_DATA EXCERPTS_

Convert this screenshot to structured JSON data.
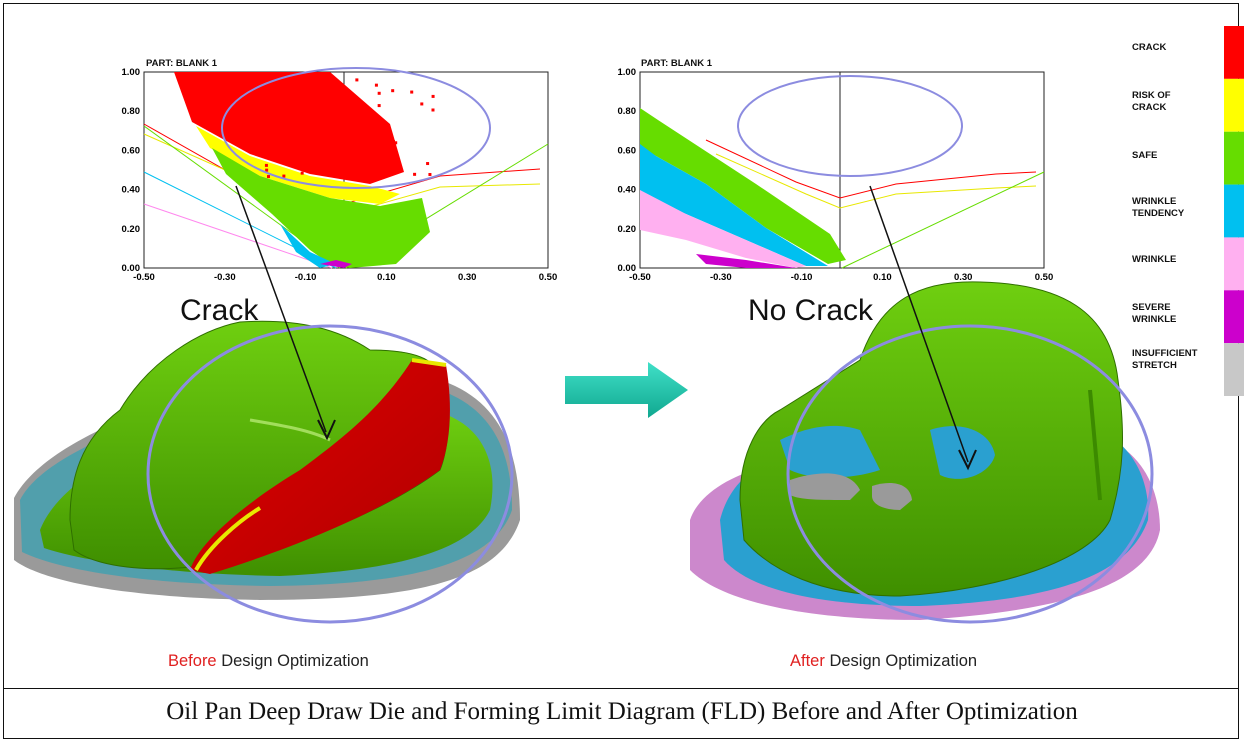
{
  "caption": "Oil Pan Deep Draw Die and Forming Limit Diagram (FLD) Before and After Optimization",
  "before": {
    "fld_title": "PART:   BLANK 1",
    "label": "Crack",
    "caption_highlight": "Before",
    "caption_rest": " Design Optimization"
  },
  "after": {
    "fld_title": "PART:   BLANK 1",
    "label": "No Crack",
    "caption_highlight": "After",
    "caption_rest": " Design Optimization"
  },
  "legend": [
    {
      "label": "CRACK",
      "color": "#ff0000"
    },
    {
      "label": "RISK OF CRACK",
      "color": "#ffff00"
    },
    {
      "label": "SAFE",
      "color": "#66dd00"
    },
    {
      "label": "WRINKLE TENDENCY",
      "color": "#00c0f0"
    },
    {
      "label": "WRINKLE",
      "color": "#ffb0f0"
    },
    {
      "label": "SEVERE WRINKLE",
      "color": "#cc00cc"
    },
    {
      "label": "INSUFFICIENT STRETCH",
      "color": "#c8c8c8"
    }
  ],
  "fld_axes": {
    "x_ticks": [
      "-0.50",
      "-0.30",
      "-0.10",
      "0.10",
      "0.30",
      "0.50"
    ],
    "y_ticks": [
      "0.00",
      "0.20",
      "0.40",
      "0.60",
      "0.80",
      "1.00"
    ]
  }
}
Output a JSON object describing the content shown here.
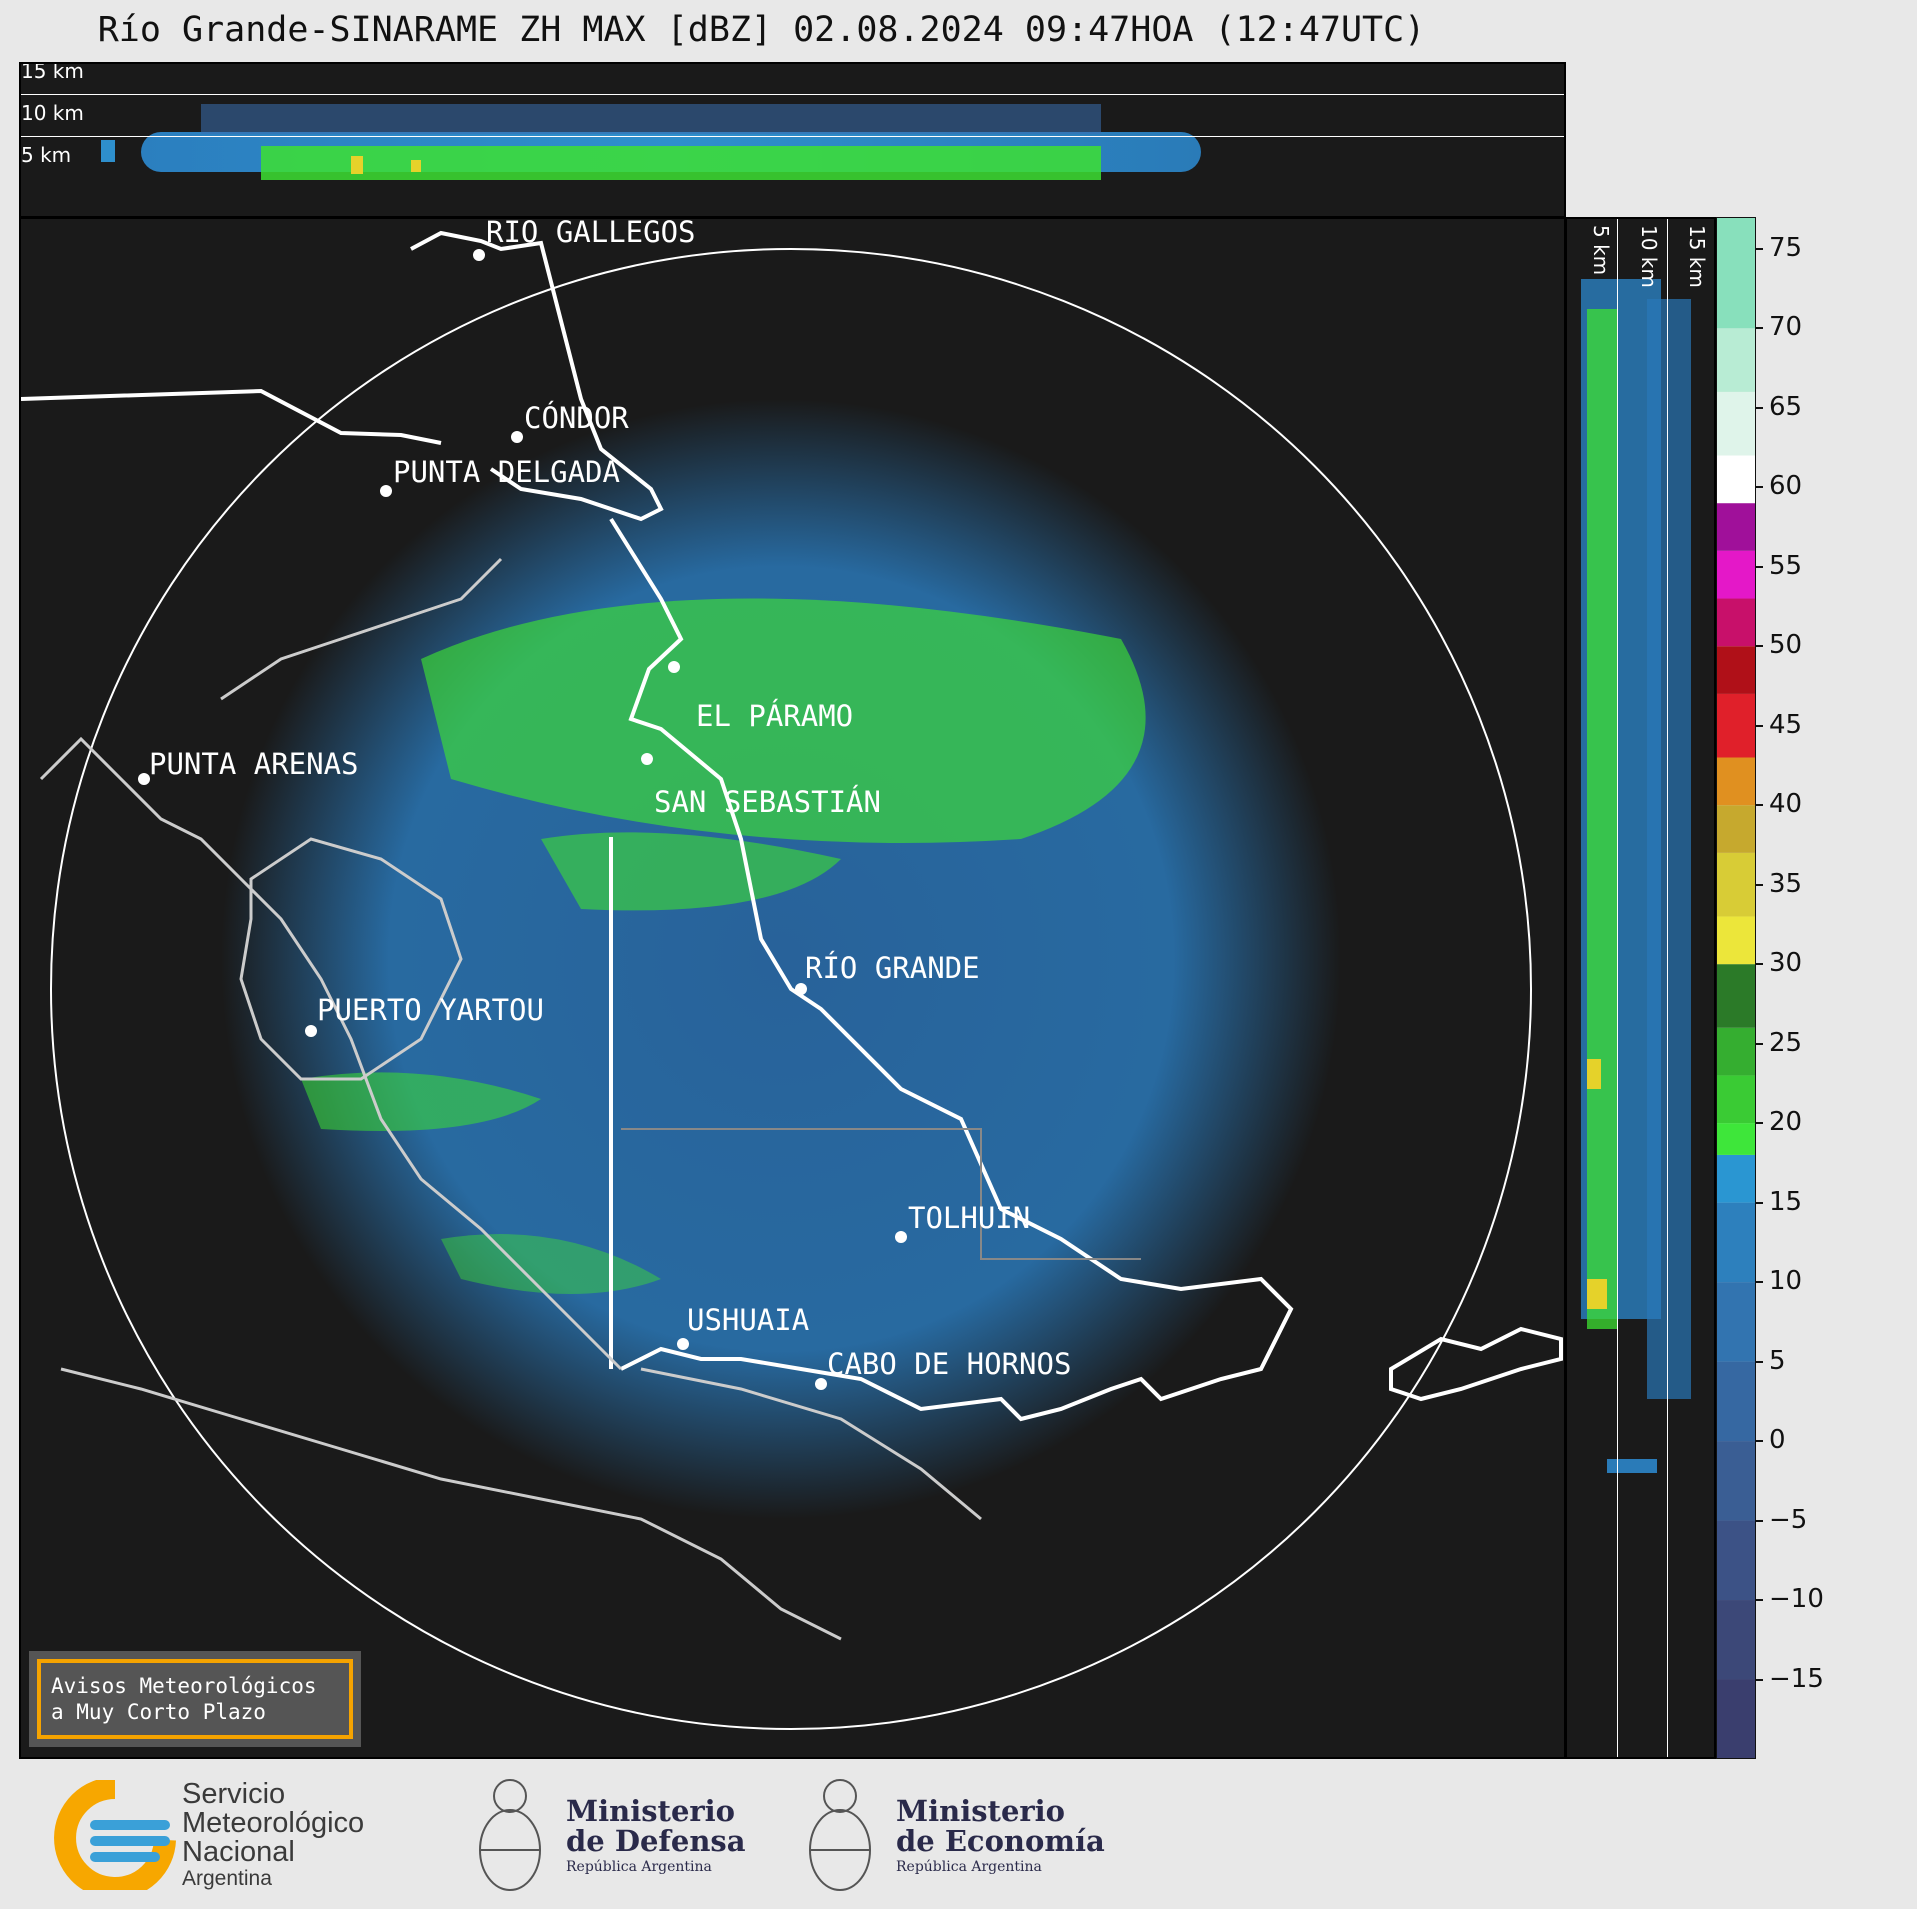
{
  "title": "Río Grande-SINARAME ZH MAX [dBZ] 02.08.2024 09:47HOA (12:47UTC)",
  "height_labels": {
    "top": [
      "15 km",
      "10 km",
      "5 km"
    ],
    "side": [
      "5 km",
      "10 km",
      "15 km"
    ]
  },
  "cities": [
    {
      "name": "RÍO GALLEGOS"
    },
    {
      "name": "CÓNDOR"
    },
    {
      "name": "PUNTA DELGADA"
    },
    {
      "name": "EL PÁRAMO"
    },
    {
      "name": "PUNTA ARENAS"
    },
    {
      "name": "SAN SEBASTIÁN"
    },
    {
      "name": "RÍO GRANDE"
    },
    {
      "name": "PUERTO YARTOU"
    },
    {
      "name": "TOLHUIN"
    },
    {
      "name": "USHUAIA"
    },
    {
      "name": "CABO DE HORNOS"
    }
  ],
  "warning_box": {
    "line1": "Avisos Meteorológicos",
    "line2": "a Muy Corto Plazo",
    "border_color": "#f5a300"
  },
  "colorbar": {
    "unit": "dBZ",
    "ticks": [
      "75",
      "70",
      "65",
      "60",
      "55",
      "50",
      "45",
      "40",
      "35",
      "30",
      "25",
      "20",
      "15",
      "10",
      "5",
      "0",
      "−5",
      "−10",
      "−15"
    ],
    "range": [
      -20,
      77
    ]
  },
  "footer": {
    "smn": {
      "line1": "Servicio",
      "line2": "Meteorológico",
      "line3": "Nacional",
      "line4": "Argentina"
    },
    "defensa": {
      "line1": "Ministerio",
      "line2": "de Defensa",
      "line3": "República Argentina"
    },
    "economia": {
      "line1": "Ministerio",
      "line2": "de Economía",
      "line3": "República Argentina"
    }
  }
}
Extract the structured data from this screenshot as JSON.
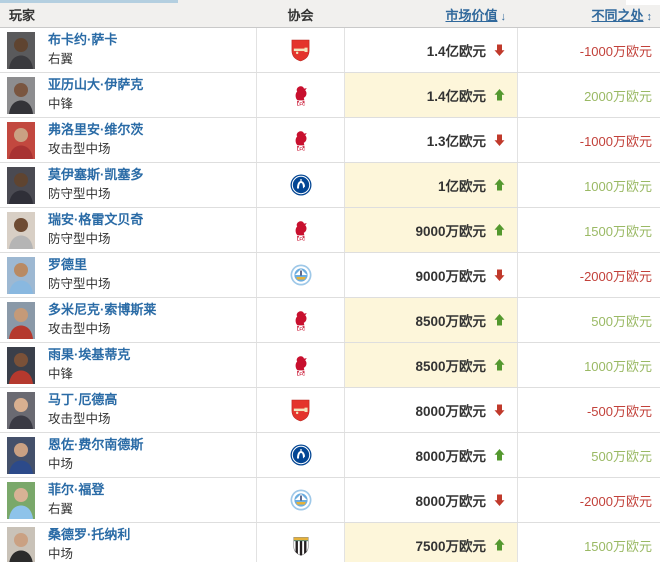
{
  "header": {
    "player_label": "玩家",
    "club_label": "协会",
    "market_value_label": "市场价值",
    "market_value_sort_glyph": "↓",
    "difference_label": "不同之处",
    "difference_sort_glyph": "↕"
  },
  "colors": {
    "link_blue": "#2a6ba6",
    "header_bg": "#f1f0ee",
    "tab_strip_blue": "#b4cfe0",
    "highlight_yellow": "#fdf6da",
    "up_green": "#53982e",
    "down_red": "#c0392b",
    "diff_positive_green": "#9ab964",
    "diff_negative_red": "#c2413a"
  },
  "rows": [
    {
      "name": "布卡约·萨卡",
      "position": "右翼",
      "club": "arsenal",
      "market_value": "1.4亿欧元",
      "trend": "down",
      "diff": "-1000万欧元",
      "highlight": false,
      "photo": {
        "bg": "#5a5a5c",
        "skin": "#5f4430",
        "jersey": "#3a3a3e"
      }
    },
    {
      "name": "亚历山大·伊萨克",
      "position": "中锋",
      "club": "liverpool",
      "market_value": "1.4亿欧元",
      "trend": "up",
      "diff": "2000万欧元",
      "highlight": true,
      "photo": {
        "bg": "#8d8d8f",
        "skin": "#7a5640",
        "jersey": "#333338"
      }
    },
    {
      "name": "弗洛里安·维尔茨",
      "position": "攻击型中场",
      "club": "liverpool",
      "market_value": "1.3亿欧元",
      "trend": "down",
      "diff": "-1000万欧元",
      "highlight": false,
      "photo": {
        "bg": "#c2483f",
        "skin": "#caa183",
        "jersey": "#a83232"
      }
    },
    {
      "name": "莫伊塞斯·凯塞多",
      "position": "防守型中场",
      "club": "chelsea",
      "market_value": "1亿欧元",
      "trend": "up",
      "diff": "1000万欧元",
      "highlight": true,
      "photo": {
        "bg": "#4a4a52",
        "skin": "#5f4430",
        "jersey": "#2f2f38"
      }
    },
    {
      "name": "瑞安·格雷文贝奇",
      "position": "防守型中场",
      "club": "liverpool",
      "market_value": "9000万欧元",
      "trend": "up",
      "diff": "1500万欧元",
      "highlight": true,
      "photo": {
        "bg": "#d8cfc5",
        "skin": "#6e4b33",
        "jersey": "#b5b5b5"
      }
    },
    {
      "name": "罗德里",
      "position": "防守型中场",
      "club": "mancity",
      "market_value": "9000万欧元",
      "trend": "down",
      "diff": "-2000万欧元",
      "highlight": false,
      "photo": {
        "bg": "#9db8d2",
        "skin": "#b98a63",
        "jersey": "#89b8e0"
      }
    },
    {
      "name": "多米尼克·索博斯莱",
      "position": "攻击型中场",
      "club": "liverpool",
      "market_value": "8500万欧元",
      "trend": "up",
      "diff": "500万欧元",
      "highlight": true,
      "photo": {
        "bg": "#8a99a8",
        "skin": "#c59a78",
        "jersey": "#b5392e"
      }
    },
    {
      "name": "雨果·埃基蒂克",
      "position": "中锋",
      "club": "liverpool",
      "market_value": "8500万欧元",
      "trend": "up",
      "diff": "1000万欧元",
      "highlight": true,
      "photo": {
        "bg": "#3a3f4a",
        "skin": "#7a5138",
        "jersey": "#b5392e"
      }
    },
    {
      "name": "马丁·厄德高",
      "position": "攻击型中场",
      "club": "arsenal",
      "market_value": "8000万欧元",
      "trend": "down",
      "diff": "-500万欧元",
      "highlight": false,
      "photo": {
        "bg": "#6a6a72",
        "skin": "#d9b090",
        "jersey": "#3a3a44"
      }
    },
    {
      "name": "恩佐·费尔南德斯",
      "position": "中场",
      "club": "chelsea",
      "market_value": "8000万欧元",
      "trend": "up",
      "diff": "500万欧元",
      "highlight": false,
      "photo": {
        "bg": "#44506a",
        "skin": "#caa183",
        "jersey": "#2c4a8a"
      }
    },
    {
      "name": "菲尔·福登",
      "position": "右翼",
      "club": "mancity",
      "market_value": "8000万欧元",
      "trend": "down",
      "diff": "-2000万欧元",
      "highlight": false,
      "photo": {
        "bg": "#7aa86a",
        "skin": "#d8b295",
        "jersey": "#8ec3ea"
      }
    },
    {
      "name": "桑德罗·托纳利",
      "position": "中场",
      "club": "newcastle",
      "market_value": "7500万欧元",
      "trend": "up",
      "diff": "1500万欧元",
      "highlight": true,
      "photo": {
        "bg": "#c9c2b8",
        "skin": "#caa183",
        "jersey": "#2b2b2b"
      }
    }
  ]
}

_DESCRIPTION OF THE TASK_
Copy every entry word for word, but omit the pictures.

_EXERCISE OUTPUT_
Convert this screenshot to structured JSON data.
{
  "caption": "Oil Pan Deep Draw Die and Forming Limit Diagram (FLD) Before and After Optimization",
  "before": {
    "fld_title": "PART:   BLANK 1",
    "label": "Crack",
    "caption_highlight": "Before",
    "caption_rest": " Design Optimization"
  },
  "after": {
    "fld_title": "PART:   BLANK 1",
    "label": "No Crack",
    "caption_highlight": "After",
    "caption_rest": " Design Optimization"
  },
  "legend": [
    {
      "label": "CRACK",
      "color": "#ff0000"
    },
    {
      "label": "RISK OF CRACK",
      "color": "#ffff00"
    },
    {
      "label": "SAFE",
      "color": "#66dd00"
    },
    {
      "label": "WRINKLE TENDENCY",
      "color": "#00c0f0"
    },
    {
      "label": "WRINKLE",
      "color": "#ffb0f0"
    },
    {
      "label": "SEVERE WRINKLE",
      "color": "#cc00cc"
    },
    {
      "label": "INSUFFICIENT STRETCH",
      "color": "#c8c8c8"
    }
  ],
  "fld_axes": {
    "x_ticks": [
      "-0.50",
      "-0.30",
      "-0.10",
      "0.10",
      "0.30",
      "0.50"
    ],
    "y_ticks": [
      "0.00",
      "0.20",
      "0.40",
      "0.60",
      "0.80",
      "1.00"
    ]
  }
}
Output a JSON object describing the content shown here.
{
  "title": "Río Grande-SINARAME ZH MAX [dBZ] 02.08.2024 09:47HOA (12:47UTC)",
  "height_labels": {
    "top": [
      "15 km",
      "10 km",
      "5 km"
    ],
    "side": [
      "5 km",
      "10 km",
      "15 km"
    ]
  },
  "cities": [
    {
      "name": "RÍO GALLEGOS"
    },
    {
      "name": "CÓNDOR"
    },
    {
      "name": "PUNTA DELGADA"
    },
    {
      "name": "EL PÁRAMO"
    },
    {
      "name": "PUNTA ARENAS"
    },
    {
      "name": "SAN SEBASTIÁN"
    },
    {
      "name": "RÍO GRANDE"
    },
    {
      "name": "PUERTO YARTOU"
    },
    {
      "name": "TOLHUIN"
    },
    {
      "name": "USHUAIA"
    },
    {
      "name": "CABO DE HORNOS"
    }
  ],
  "warning_box": {
    "line1": "Avisos Meteorológicos",
    "line2": "a Muy Corto Plazo",
    "border_color": "#f5a300"
  },
  "colorbar": {
    "unit": "dBZ",
    "ticks": [
      "75",
      "70",
      "65",
      "60",
      "55",
      "50",
      "45",
      "40",
      "35",
      "30",
      "25",
      "20",
      "15",
      "10",
      "5",
      "0",
      "−5",
      "−10",
      "−15"
    ],
    "range": [
      -20,
      77
    ]
  },
  "footer": {
    "smn": {
      "line1": "Servicio",
      "line2": "Meteorológico",
      "line3": "Nacional",
      "line4": "Argentina"
    },
    "defensa": {
      "line1": "Ministerio",
      "line2": "de Defensa",
      "line3": "República Argentina"
    },
    "economia": {
      "line1": "Ministerio",
      "line2": "de Economía",
      "line3": "República Argentina"
    }
  }
}
Extract the structured data from this screenshot as JSON.
{
  "header": {
    "player_label": "玩家",
    "club_label": "协会",
    "market_value_label": "市场价值",
    "market_value_sort_glyph": "↓",
    "difference_label": "不同之处",
    "difference_sort_glyph": "↕"
  },
  "colors": {
    "link_blue": "#2a6ba6",
    "header_bg": "#f1f0ee",
    "tab_strip_blue": "#b4cfe0",
    "highlight_yellow": "#fdf6da",
    "up_green": "#53982e",
    "down_red": "#c0392b",
    "diff_positive_green": "#9ab964",
    "diff_negative_red": "#c2413a"
  },
  "rows": [
    {
      "name": "布卡约·萨卡",
      "position": "右翼",
      "club": "arsenal",
      "market_value": "1.4亿欧元",
      "trend": "down",
      "diff": "-1000万欧元",
      "highlight": false,
      "photo": {
        "bg": "#5a5a5c",
        "skin": "#5f4430",
        "jersey": "#3a3a3e"
      }
    },
    {
      "name": "亚历山大·伊萨克",
      "position": "中锋",
      "club": "liverpool",
      "market_value": "1.4亿欧元",
      "trend": "up",
      "diff": "2000万欧元",
      "highlight": true,
      "photo": {
        "bg": "#8d8d8f",
        "skin": "#7a5640",
        "jersey": "#333338"
      }
    },
    {
      "name": "弗洛里安·维尔茨",
      "position": "攻击型中场",
      "club": "liverpool",
      "market_value": "1.3亿欧元",
      "trend": "down",
      "diff": "-1000万欧元",
      "highlight": false,
      "photo": {
        "bg": "#c2483f",
        "skin": "#caa183",
        "jersey": "#a83232"
      }
    },
    {
      "name": "莫伊塞斯·凯塞多",
      "position": "防守型中场",
      "club": "chelsea",
      "market_value": "1亿欧元",
      "trend": "up",
      "diff": "1000万欧元",
      "highlight": true,
      "photo": {
        "bg": "#4a4a52",
        "skin": "#5f4430",
        "jersey": "#2f2f38"
      }
    },
    {
      "name": "瑞安·格雷文贝奇",
      "position": "防守型中场",
      "club": "liverpool",
      "market_value": "9000万欧元",
      "trend": "up",
      "diff": "1500万欧元",
      "highlight": true,
      "photo": {
        "bg": "#d8cfc5",
        "skin": "#6e4b33",
        "jersey": "#b5b5b5"
      }
    },
    {
      "name": "罗德里",
      "position": "防守型中场",
      "club": "mancity",
      "market_value": "9000万欧元",
      "trend": "down",
      "diff": "-2000万欧元",
      "highlight": false,
      "photo": {
        "bg": "#9db8d2",
        "skin": "#b98a63",
        "jersey": "#89b8e0"
      }
    },
    {
      "name": "多米尼克·索博斯莱",
      "position": "攻击型中场",
      "club": "liverpool",
      "market_value": "8500万欧元",
      "trend": "up",
      "diff": "500万欧元",
      "highlight": true,
      "photo": {
        "bg": "#8a99a8",
        "skin": "#c59a78",
        "jersey": "#b5392e"
      }
    },
    {
      "name": "雨果·埃基蒂克",
      "position": "中锋",
      "club": "liverpool",
      "market_value": "8500万欧元",
      "trend": "up",
      "diff": "1000万欧元",
      "highlight": true,
      "photo": {
        "bg": "#3a3f4a",
        "skin": "#7a5138",
        "jersey": "#b5392e"
      }
    },
    {
      "name": "马丁·厄德高",
      "position": "攻击型中场",
      "club": "arsenal",
      "market_value": "8000万欧元",
      "trend": "down",
      "diff": "-500万欧元",
      "highlight": false,
      "photo": {
        "bg": "#6a6a72",
        "skin": "#d9b090",
        "jersey": "#3a3a44"
      }
    },
    {
      "name": "恩佐·费尔南德斯",
      "position": "中场",
      "club": "chelsea",
      "market_value": "8000万欧元",
      "trend": "up",
      "diff": "500万欧元",
      "highlight": false,
      "photo": {
        "bg": "#44506a",
        "skin": "#caa183",
        "jersey": "#2c4a8a"
      }
    },
    {
      "name": "菲尔·福登",
      "position": "右翼",
      "club": "mancity",
      "market_value": "8000万欧元",
      "trend": "down",
      "diff": "-2000万欧元",
      "highlight": false,
      "photo": {
        "bg": "#7aa86a",
        "skin": "#d8b295",
        "jersey": "#8ec3ea"
      }
    },
    {
      "name": "桑德罗·托纳利",
      "position": "中场",
      "club": "newcastle",
      "market_value": "7500万欧元",
      "trend": "up",
      "diff": "1500万欧元",
      "highlight": true,
      "photo": {
        "bg": "#c9c2b8",
        "skin": "#caa183",
        "jersey": "#2b2b2b"
      }
    }
  ]
}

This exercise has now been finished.